# [Given text]
Religious freedom concerns for faith-based child-care programs plague President Joe Biden’s Build Back Better Act as it nears apparent action by Congress, according to Southern Baptists’ ethics entity.
The Ethics & Religious Liberty Commission (ERLC) and other organizations have urged congressional members to revise provisions in the $3.5 trillion budget reconciliation package.
They say the legislation will prevent faith-based centers and schools from participating in good conscience in the proposal’s expansive pre-kindergarten and child-care programs. Its mandates, the ERLC and others say, would affect the practice of faith-based recipients, if they choose to participate, in such areas as hiring, admissions and teaching. It could open providers to requirements regarding gay and transgender rights that conflict with their religious beliefs, critics say.
“Faith-based groups play a vital role in providing quality child care and pre-K [education] to America’s children,” said Chelsea Sobolik, ERLC’s director of public policy. “These organizations must have the freedom to serve parents and children according to their religious beliefs.

# [Short problem 1]
According to the article on the Build Back Better Act, what position does Chelsea Sobolik hold at the ERLC?

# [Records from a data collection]
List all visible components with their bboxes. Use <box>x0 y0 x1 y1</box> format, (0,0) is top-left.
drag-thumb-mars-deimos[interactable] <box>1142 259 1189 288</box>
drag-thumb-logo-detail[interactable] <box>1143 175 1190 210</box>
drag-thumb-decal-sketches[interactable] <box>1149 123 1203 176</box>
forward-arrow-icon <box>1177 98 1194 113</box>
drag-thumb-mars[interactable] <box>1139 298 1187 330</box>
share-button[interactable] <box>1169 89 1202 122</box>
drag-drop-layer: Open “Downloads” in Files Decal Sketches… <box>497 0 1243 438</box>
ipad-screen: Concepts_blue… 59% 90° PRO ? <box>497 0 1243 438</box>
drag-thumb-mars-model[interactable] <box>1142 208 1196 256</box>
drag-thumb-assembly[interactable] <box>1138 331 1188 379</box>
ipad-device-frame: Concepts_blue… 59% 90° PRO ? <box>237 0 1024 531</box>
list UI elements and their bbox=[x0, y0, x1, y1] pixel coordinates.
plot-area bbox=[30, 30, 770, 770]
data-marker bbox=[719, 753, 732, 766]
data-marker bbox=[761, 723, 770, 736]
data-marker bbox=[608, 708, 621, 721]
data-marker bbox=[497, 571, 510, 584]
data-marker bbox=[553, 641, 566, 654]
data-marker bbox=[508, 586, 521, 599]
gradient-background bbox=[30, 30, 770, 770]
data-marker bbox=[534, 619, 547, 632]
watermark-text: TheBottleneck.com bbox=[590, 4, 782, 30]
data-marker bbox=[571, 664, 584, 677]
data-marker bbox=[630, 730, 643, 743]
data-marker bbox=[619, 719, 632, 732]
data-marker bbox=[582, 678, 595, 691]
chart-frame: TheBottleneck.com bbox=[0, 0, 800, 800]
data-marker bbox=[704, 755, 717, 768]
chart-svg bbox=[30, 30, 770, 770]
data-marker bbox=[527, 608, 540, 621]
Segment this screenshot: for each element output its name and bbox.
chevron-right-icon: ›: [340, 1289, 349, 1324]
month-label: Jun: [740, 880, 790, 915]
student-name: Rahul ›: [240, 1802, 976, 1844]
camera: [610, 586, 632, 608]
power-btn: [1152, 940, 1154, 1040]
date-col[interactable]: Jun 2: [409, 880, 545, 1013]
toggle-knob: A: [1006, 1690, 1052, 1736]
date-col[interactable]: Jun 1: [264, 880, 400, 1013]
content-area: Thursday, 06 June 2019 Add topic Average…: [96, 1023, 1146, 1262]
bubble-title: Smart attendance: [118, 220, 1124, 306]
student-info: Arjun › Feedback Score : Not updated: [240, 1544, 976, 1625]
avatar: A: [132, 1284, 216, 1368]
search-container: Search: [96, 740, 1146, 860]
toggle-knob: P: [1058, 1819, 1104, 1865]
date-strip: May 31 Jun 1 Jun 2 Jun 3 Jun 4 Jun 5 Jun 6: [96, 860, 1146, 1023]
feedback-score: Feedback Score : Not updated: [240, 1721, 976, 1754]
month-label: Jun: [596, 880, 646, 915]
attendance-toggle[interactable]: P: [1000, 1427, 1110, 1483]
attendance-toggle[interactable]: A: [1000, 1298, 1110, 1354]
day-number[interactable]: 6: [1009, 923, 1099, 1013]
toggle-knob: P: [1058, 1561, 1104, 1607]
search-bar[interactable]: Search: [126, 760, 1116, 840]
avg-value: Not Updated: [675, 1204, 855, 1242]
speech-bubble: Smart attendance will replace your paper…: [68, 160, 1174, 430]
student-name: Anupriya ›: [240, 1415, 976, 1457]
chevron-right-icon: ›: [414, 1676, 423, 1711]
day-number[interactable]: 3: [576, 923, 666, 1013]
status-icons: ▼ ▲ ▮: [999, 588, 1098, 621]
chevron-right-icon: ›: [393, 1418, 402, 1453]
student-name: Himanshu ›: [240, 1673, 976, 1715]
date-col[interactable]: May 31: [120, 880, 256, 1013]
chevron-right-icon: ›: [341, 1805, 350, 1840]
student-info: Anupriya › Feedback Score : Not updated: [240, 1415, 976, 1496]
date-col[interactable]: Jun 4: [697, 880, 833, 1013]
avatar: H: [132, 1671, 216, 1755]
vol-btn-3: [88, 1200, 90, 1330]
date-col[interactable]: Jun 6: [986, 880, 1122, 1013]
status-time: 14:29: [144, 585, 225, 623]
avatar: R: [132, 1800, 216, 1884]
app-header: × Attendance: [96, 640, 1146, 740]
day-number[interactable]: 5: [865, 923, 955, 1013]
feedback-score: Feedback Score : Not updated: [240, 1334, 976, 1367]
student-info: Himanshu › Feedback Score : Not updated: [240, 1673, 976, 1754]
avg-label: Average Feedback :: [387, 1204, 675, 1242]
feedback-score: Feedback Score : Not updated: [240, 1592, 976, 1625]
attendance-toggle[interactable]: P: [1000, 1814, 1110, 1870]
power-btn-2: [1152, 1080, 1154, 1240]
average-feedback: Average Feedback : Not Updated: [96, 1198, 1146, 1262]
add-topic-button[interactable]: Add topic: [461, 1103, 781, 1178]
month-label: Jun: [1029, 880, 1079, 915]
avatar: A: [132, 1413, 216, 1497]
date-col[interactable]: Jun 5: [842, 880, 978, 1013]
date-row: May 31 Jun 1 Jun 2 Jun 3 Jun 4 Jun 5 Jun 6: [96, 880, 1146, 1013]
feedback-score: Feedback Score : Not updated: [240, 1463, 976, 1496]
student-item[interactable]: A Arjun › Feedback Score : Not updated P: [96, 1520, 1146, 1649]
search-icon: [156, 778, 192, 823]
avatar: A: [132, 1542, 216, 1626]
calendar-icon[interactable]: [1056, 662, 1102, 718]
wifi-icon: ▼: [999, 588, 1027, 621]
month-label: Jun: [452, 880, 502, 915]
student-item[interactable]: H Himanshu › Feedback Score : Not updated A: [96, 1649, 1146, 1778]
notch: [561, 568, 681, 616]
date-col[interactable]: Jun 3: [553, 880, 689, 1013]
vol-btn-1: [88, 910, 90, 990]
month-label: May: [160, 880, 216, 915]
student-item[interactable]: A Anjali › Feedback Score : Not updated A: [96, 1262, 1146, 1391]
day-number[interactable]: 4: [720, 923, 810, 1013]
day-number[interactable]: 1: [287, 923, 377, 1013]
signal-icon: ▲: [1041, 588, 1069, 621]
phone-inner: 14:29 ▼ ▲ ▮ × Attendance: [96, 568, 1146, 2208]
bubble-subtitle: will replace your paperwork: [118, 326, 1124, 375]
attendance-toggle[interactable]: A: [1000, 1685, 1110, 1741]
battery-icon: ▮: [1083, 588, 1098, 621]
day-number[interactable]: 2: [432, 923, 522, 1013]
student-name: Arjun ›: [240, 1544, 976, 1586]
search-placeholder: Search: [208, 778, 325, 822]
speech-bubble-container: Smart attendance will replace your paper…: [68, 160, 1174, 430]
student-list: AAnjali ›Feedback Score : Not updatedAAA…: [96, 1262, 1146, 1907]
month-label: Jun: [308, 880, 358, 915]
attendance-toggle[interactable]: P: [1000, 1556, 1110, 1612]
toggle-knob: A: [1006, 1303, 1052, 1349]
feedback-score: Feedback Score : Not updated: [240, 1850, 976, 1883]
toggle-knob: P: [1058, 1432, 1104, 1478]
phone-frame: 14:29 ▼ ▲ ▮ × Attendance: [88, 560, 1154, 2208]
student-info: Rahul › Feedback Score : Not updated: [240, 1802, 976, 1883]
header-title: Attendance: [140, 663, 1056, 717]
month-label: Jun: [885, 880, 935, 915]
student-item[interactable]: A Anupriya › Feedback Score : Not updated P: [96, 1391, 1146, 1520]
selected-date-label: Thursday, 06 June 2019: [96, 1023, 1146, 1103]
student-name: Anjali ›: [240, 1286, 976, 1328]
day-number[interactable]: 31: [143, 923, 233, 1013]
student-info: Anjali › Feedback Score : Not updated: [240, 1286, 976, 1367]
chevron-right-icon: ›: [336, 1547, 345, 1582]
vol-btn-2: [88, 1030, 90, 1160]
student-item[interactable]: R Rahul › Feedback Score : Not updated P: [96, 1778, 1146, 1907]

# [Short problem 2]
Reproduce the entries verbatim, from their first line up to and including the line containing "Sketches… <box>497 0 1243 438</box>".

# [Final answer 1]
Director of public policy.

# [Final answer 2]
List all visible components with their bboxes. Use <box>x0 y0 x1 y1</box> format, (0,0) is top-left.
drag-thumb-mars-deimos[interactable] <box>1142 259 1189 288</box>
drag-thumb-logo-detail[interactable] <box>1143 175 1190 210</box>
drag-thumb-decal-sketches[interactable] <box>1149 123 1203 176</box>
forward-arrow-icon <box>1177 98 1194 113</box>
drag-thumb-mars[interactable] <box>1139 298 1187 330</box>
share-button[interactable] <box>1169 89 1202 122</box>
drag-drop-layer: Open “Downloads” in Files Decal Sketches… <box>497 0 1243 438</box>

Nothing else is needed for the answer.